▶ Problem statement
Look below. Copy each line that has "name" in it.

▶ Records shown

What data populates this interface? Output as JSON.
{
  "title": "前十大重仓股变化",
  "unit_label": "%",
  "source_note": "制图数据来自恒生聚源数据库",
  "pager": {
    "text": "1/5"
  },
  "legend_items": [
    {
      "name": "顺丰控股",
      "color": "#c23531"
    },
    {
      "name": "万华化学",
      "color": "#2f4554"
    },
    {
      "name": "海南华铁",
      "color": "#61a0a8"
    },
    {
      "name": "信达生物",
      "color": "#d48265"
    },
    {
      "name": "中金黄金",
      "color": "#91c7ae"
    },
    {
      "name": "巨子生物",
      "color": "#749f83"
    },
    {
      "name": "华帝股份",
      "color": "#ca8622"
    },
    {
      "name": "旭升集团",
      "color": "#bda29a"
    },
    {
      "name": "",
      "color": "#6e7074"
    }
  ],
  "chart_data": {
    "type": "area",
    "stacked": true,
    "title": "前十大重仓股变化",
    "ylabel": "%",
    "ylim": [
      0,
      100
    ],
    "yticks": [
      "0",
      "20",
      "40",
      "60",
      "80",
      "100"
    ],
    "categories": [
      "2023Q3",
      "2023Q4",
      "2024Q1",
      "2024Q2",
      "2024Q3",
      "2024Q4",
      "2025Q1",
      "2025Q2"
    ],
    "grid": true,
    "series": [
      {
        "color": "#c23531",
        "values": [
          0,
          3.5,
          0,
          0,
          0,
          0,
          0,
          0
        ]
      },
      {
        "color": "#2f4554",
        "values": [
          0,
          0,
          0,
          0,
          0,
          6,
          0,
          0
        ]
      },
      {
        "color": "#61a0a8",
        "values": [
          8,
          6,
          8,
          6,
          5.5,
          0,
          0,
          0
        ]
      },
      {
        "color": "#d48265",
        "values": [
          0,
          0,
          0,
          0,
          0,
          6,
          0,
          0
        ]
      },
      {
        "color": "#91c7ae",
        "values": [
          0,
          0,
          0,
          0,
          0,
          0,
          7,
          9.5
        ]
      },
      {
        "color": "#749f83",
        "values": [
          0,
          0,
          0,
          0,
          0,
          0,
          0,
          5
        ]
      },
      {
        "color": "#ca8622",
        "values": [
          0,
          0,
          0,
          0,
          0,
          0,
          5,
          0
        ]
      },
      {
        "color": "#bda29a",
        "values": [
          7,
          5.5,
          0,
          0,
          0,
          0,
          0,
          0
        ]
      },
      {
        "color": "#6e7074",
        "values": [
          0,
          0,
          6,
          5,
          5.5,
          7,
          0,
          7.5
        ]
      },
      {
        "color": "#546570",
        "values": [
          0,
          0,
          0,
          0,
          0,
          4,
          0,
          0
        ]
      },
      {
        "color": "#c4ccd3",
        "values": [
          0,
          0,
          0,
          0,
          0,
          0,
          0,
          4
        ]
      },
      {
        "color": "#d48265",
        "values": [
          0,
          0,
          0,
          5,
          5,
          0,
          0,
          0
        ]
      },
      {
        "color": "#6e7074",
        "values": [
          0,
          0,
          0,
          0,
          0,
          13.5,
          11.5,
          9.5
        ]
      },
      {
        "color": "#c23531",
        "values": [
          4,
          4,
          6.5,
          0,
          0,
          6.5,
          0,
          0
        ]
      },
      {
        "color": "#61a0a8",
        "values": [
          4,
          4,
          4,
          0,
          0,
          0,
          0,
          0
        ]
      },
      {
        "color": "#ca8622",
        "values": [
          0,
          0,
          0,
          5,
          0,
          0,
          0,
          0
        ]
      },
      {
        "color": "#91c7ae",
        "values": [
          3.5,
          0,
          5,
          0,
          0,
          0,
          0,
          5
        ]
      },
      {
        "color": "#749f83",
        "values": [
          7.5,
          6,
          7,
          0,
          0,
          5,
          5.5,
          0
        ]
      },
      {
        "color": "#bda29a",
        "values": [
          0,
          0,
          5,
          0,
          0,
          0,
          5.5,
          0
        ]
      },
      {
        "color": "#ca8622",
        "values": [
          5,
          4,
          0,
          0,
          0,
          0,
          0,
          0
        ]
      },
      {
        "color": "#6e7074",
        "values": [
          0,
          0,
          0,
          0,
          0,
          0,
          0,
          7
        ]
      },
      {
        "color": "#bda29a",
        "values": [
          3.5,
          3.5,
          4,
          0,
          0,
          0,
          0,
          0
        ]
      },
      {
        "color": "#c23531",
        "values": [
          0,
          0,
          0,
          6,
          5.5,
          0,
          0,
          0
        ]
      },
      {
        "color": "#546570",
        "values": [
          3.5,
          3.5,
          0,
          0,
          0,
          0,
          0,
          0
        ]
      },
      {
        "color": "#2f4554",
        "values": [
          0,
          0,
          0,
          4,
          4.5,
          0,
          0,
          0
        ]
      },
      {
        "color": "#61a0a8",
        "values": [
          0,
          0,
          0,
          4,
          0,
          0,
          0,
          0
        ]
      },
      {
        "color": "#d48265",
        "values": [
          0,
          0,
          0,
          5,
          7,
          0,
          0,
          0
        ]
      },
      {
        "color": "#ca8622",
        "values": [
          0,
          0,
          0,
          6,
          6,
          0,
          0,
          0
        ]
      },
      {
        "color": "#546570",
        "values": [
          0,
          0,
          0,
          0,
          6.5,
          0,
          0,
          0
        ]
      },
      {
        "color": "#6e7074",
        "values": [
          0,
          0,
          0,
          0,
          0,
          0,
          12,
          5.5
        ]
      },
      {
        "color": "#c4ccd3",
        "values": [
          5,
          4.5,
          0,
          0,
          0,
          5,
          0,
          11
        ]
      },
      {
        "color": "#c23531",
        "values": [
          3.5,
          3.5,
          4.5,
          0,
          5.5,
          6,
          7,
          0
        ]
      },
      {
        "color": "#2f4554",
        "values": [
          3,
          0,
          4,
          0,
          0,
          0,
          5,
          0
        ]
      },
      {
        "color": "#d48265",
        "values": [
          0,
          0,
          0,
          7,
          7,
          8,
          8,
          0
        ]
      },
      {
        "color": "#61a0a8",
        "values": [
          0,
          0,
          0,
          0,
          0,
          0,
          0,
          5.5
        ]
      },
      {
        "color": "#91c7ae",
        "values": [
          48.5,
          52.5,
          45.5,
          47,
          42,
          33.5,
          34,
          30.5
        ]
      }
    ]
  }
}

▶ Task solution
      "name": "顺丰控股",
      "name": "万华化学",
      "name": "海南华铁",
      "name": "信达生物",
      "name": "中金黄金",
      "name": "巨子生物",
      "name": "华帝股份",
      "name": "旭升集团",
      "name": "",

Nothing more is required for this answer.